Objective —
Could you transcribe every record below exactly as written, leaving out any pictures?
-- BEGIN Material supplied --
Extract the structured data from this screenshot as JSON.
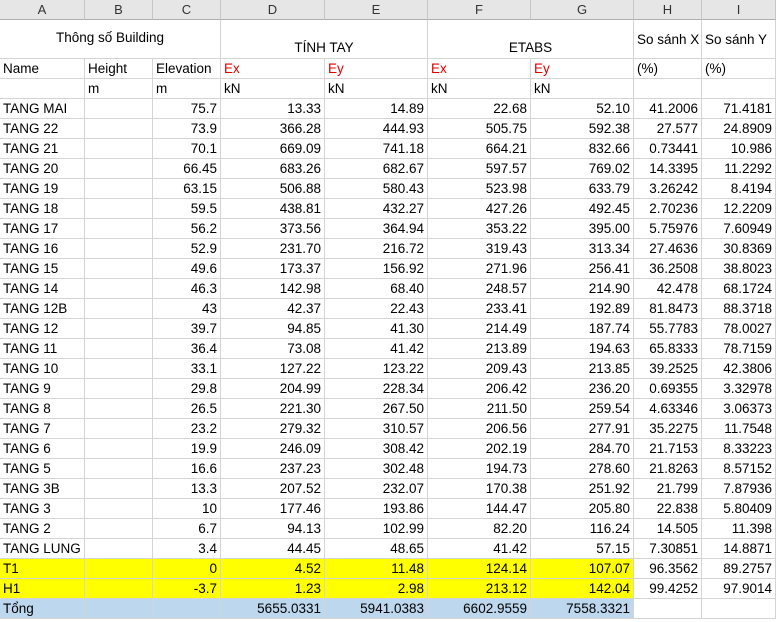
{
  "columns": [
    "A",
    "B",
    "C",
    "D",
    "E",
    "F",
    "G",
    "H",
    "I"
  ],
  "header": {
    "building_params": "Thông số Building",
    "tinh_tay": "TÍNH TAY",
    "etabs": "ETABS",
    "compare_x": "So sánh X",
    "compare_y": "So sánh Y",
    "name": "Name",
    "height": "Height",
    "elevation": "Elevation",
    "ex": "Ex",
    "ey": "Ey",
    "percent": "(%)",
    "unit_m": "m",
    "unit_kn": "kN"
  },
  "rows": [
    [
      "TANG MAI",
      "",
      "75.7",
      "13.33",
      "14.89",
      "22.68",
      "52.10",
      "41.2006",
      "71.4181"
    ],
    [
      "TANG 22",
      "",
      "73.9",
      "366.28",
      "444.93",
      "505.75",
      "592.38",
      "27.577",
      "24.8909"
    ],
    [
      "TANG 21",
      "",
      "70.1",
      "669.09",
      "741.18",
      "664.21",
      "832.66",
      "0.73441",
      "10.986"
    ],
    [
      "TANG 20",
      "",
      "66.45",
      "683.26",
      "682.67",
      "597.57",
      "769.02",
      "14.3395",
      "11.2292"
    ],
    [
      "TANG 19",
      "",
      "63.15",
      "506.88",
      "580.43",
      "523.98",
      "633.79",
      "3.26242",
      "8.4194"
    ],
    [
      "TANG 18",
      "",
      "59.5",
      "438.81",
      "432.27",
      "427.26",
      "492.45",
      "2.70236",
      "12.2209"
    ],
    [
      "TANG 17",
      "",
      "56.2",
      "373.56",
      "364.94",
      "353.22",
      "395.00",
      "5.75976",
      "7.60949"
    ],
    [
      "TANG 16",
      "",
      "52.9",
      "231.70",
      "216.72",
      "319.43",
      "313.34",
      "27.4636",
      "30.8369"
    ],
    [
      "TANG 15",
      "",
      "49.6",
      "173.37",
      "156.92",
      "271.96",
      "256.41",
      "36.2508",
      "38.8023"
    ],
    [
      "TANG 14",
      "",
      "46.3",
      "142.98",
      "68.40",
      "248.57",
      "214.90",
      "42.478",
      "68.1724"
    ],
    [
      "TANG 12B",
      "",
      "43",
      "42.37",
      "22.43",
      "233.41",
      "192.89",
      "81.8473",
      "88.3718"
    ],
    [
      "TANG 12",
      "",
      "39.7",
      "94.85",
      "41.30",
      "214.49",
      "187.74",
      "55.7783",
      "78.0027"
    ],
    [
      "TANG 11",
      "",
      "36.4",
      "73.08",
      "41.42",
      "213.89",
      "194.63",
      "65.8333",
      "78.7159"
    ],
    [
      "TANG 10",
      "",
      "33.1",
      "127.22",
      "123.22",
      "209.43",
      "213.85",
      "39.2525",
      "42.3806"
    ],
    [
      "TANG 9",
      "",
      "29.8",
      "204.99",
      "228.34",
      "206.42",
      "236.20",
      "0.69355",
      "3.32978"
    ],
    [
      "TANG 8",
      "",
      "26.5",
      "221.30",
      "267.50",
      "211.50",
      "259.54",
      "4.63346",
      "3.06373"
    ],
    [
      "TANG 7",
      "",
      "23.2",
      "279.32",
      "310.57",
      "206.56",
      "277.91",
      "35.2275",
      "11.7548"
    ],
    [
      "TANG 6",
      "",
      "19.9",
      "246.09",
      "308.42",
      "202.19",
      "284.70",
      "21.7153",
      "8.33223"
    ],
    [
      "TANG 5",
      "",
      "16.6",
      "237.23",
      "302.48",
      "194.73",
      "278.60",
      "21.8263",
      "8.57152"
    ],
    [
      "TANG 3B",
      "",
      "13.3",
      "207.52",
      "232.07",
      "170.38",
      "251.92",
      "21.799",
      "7.87936"
    ],
    [
      "TANG 3",
      "",
      "10",
      "177.46",
      "193.86",
      "144.47",
      "205.80",
      "22.838",
      "5.80409"
    ],
    [
      "TANG 2",
      "",
      "6.7",
      "94.13",
      "102.99",
      "82.20",
      "116.24",
      "14.505",
      "11.398"
    ],
    [
      "TANG LUNG",
      "",
      "3.4",
      "44.45",
      "48.65",
      "41.42",
      "57.15",
      "7.30851",
      "14.8871"
    ]
  ],
  "highlight_rows": [
    [
      "T1",
      "",
      "0",
      "4.52",
      "11.48",
      "124.14",
      "107.07",
      "96.3562",
      "89.2757"
    ],
    [
      "H1",
      "",
      "-3.7",
      "1.23",
      "2.98",
      "213.12",
      "142.04",
      "99.4252",
      "97.9014"
    ]
  ],
  "total_row": [
    "Tổng",
    "",
    "",
    "5655.0331",
    "5941.0383",
    "6602.9559",
    "7558.3321",
    "",
    ""
  ],
  "colors": {
    "header_bg": "#e6e6e6",
    "highlight": "#ffff00",
    "total": "#bdd7ee",
    "red_text": "#e00000"
  }
}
-- END Material supplied --
Reply —
Extract the structured data from this screenshot as JSON.
{
  "columns": [
    "A",
    "B",
    "C",
    "D",
    "E",
    "F",
    "G",
    "H",
    "I"
  ],
  "header": {
    "building_params": "Thông số Building",
    "tinh_tay": "TÍNH TAY",
    "etabs": "ETABS",
    "compare_x": "So sánh X",
    "compare_y": "So sánh Y",
    "name": "Name",
    "height": "Height",
    "elevation": "Elevation",
    "ex": "Ex",
    "ey": "Ey",
    "percent": "(%)",
    "unit_m": "m",
    "unit_kn": "kN"
  },
  "rows": [
    [
      "TANG MAI",
      "",
      "75.7",
      "13.33",
      "14.89",
      "22.68",
      "52.10",
      "41.2006",
      "71.4181"
    ],
    [
      "TANG 22",
      "",
      "73.9",
      "366.28",
      "444.93",
      "505.75",
      "592.38",
      "27.577",
      "24.8909"
    ],
    [
      "TANG 21",
      "",
      "70.1",
      "669.09",
      "741.18",
      "664.21",
      "832.66",
      "0.73441",
      "10.986"
    ],
    [
      "TANG 20",
      "",
      "66.45",
      "683.26",
      "682.67",
      "597.57",
      "769.02",
      "14.3395",
      "11.2292"
    ],
    [
      "TANG 19",
      "",
      "63.15",
      "506.88",
      "580.43",
      "523.98",
      "633.79",
      "3.26242",
      "8.4194"
    ],
    [
      "TANG 18",
      "",
      "59.5",
      "438.81",
      "432.27",
      "427.26",
      "492.45",
      "2.70236",
      "12.2209"
    ],
    [
      "TANG 17",
      "",
      "56.2",
      "373.56",
      "364.94",
      "353.22",
      "395.00",
      "5.75976",
      "7.60949"
    ],
    [
      "TANG 16",
      "",
      "52.9",
      "231.70",
      "216.72",
      "319.43",
      "313.34",
      "27.4636",
      "30.8369"
    ],
    [
      "TANG 15",
      "",
      "49.6",
      "173.37",
      "156.92",
      "271.96",
      "256.41",
      "36.2508",
      "38.8023"
    ],
    [
      "TANG 14",
      "",
      "46.3",
      "142.98",
      "68.40",
      "248.57",
      "214.90",
      "42.478",
      "68.1724"
    ],
    [
      "TANG 12B",
      "",
      "43",
      "42.37",
      "22.43",
      "233.41",
      "192.89",
      "81.8473",
      "88.3718"
    ],
    [
      "TANG 12",
      "",
      "39.7",
      "94.85",
      "41.30",
      "214.49",
      "187.74",
      "55.7783",
      "78.0027"
    ],
    [
      "TANG 11",
      "",
      "36.4",
      "73.08",
      "41.42",
      "213.89",
      "194.63",
      "65.8333",
      "78.7159"
    ],
    [
      "TANG 10",
      "",
      "33.1",
      "127.22",
      "123.22",
      "209.43",
      "213.85",
      "39.2525",
      "42.3806"
    ],
    [
      "TANG 9",
      "",
      "29.8",
      "204.99",
      "228.34",
      "206.42",
      "236.20",
      "0.69355",
      "3.32978"
    ],
    [
      "TANG 8",
      "",
      "26.5",
      "221.30",
      "267.50",
      "211.50",
      "259.54",
      "4.63346",
      "3.06373"
    ],
    [
      "TANG 7",
      "",
      "23.2",
      "279.32",
      "310.57",
      "206.56",
      "277.91",
      "35.2275",
      "11.7548"
    ],
    [
      "TANG 6",
      "",
      "19.9",
      "246.09",
      "308.42",
      "202.19",
      "284.70",
      "21.7153",
      "8.33223"
    ],
    [
      "TANG 5",
      "",
      "16.6",
      "237.23",
      "302.48",
      "194.73",
      "278.60",
      "21.8263",
      "8.57152"
    ],
    [
      "TANG 3B",
      "",
      "13.3",
      "207.52",
      "232.07",
      "170.38",
      "251.92",
      "21.799",
      "7.87936"
    ],
    [
      "TANG 3",
      "",
      "10",
      "177.46",
      "193.86",
      "144.47",
      "205.80",
      "22.838",
      "5.80409"
    ],
    [
      "TANG 2",
      "",
      "6.7",
      "94.13",
      "102.99",
      "82.20",
      "116.24",
      "14.505",
      "11.398"
    ],
    [
      "TANG LUNG",
      "",
      "3.4",
      "44.45",
      "48.65",
      "41.42",
      "57.15",
      "7.30851",
      "14.8871"
    ]
  ],
  "highlight_rows": [
    [
      "T1",
      "",
      "0",
      "4.52",
      "11.48",
      "124.14",
      "107.07",
      "96.3562",
      "89.2757"
    ],
    [
      "H1",
      "",
      "-3.7",
      "1.23",
      "2.98",
      "213.12",
      "142.04",
      "99.4252",
      "97.9014"
    ]
  ],
  "total_row": [
    "Tổng",
    "",
    "",
    "5655.0331",
    "5941.0383",
    "6602.9559",
    "7558.3321",
    "",
    ""
  ],
  "colors": {
    "header_bg": "#e6e6e6",
    "highlight": "#ffff00",
    "total": "#bdd7ee",
    "red_text": "#e00000"
  }
}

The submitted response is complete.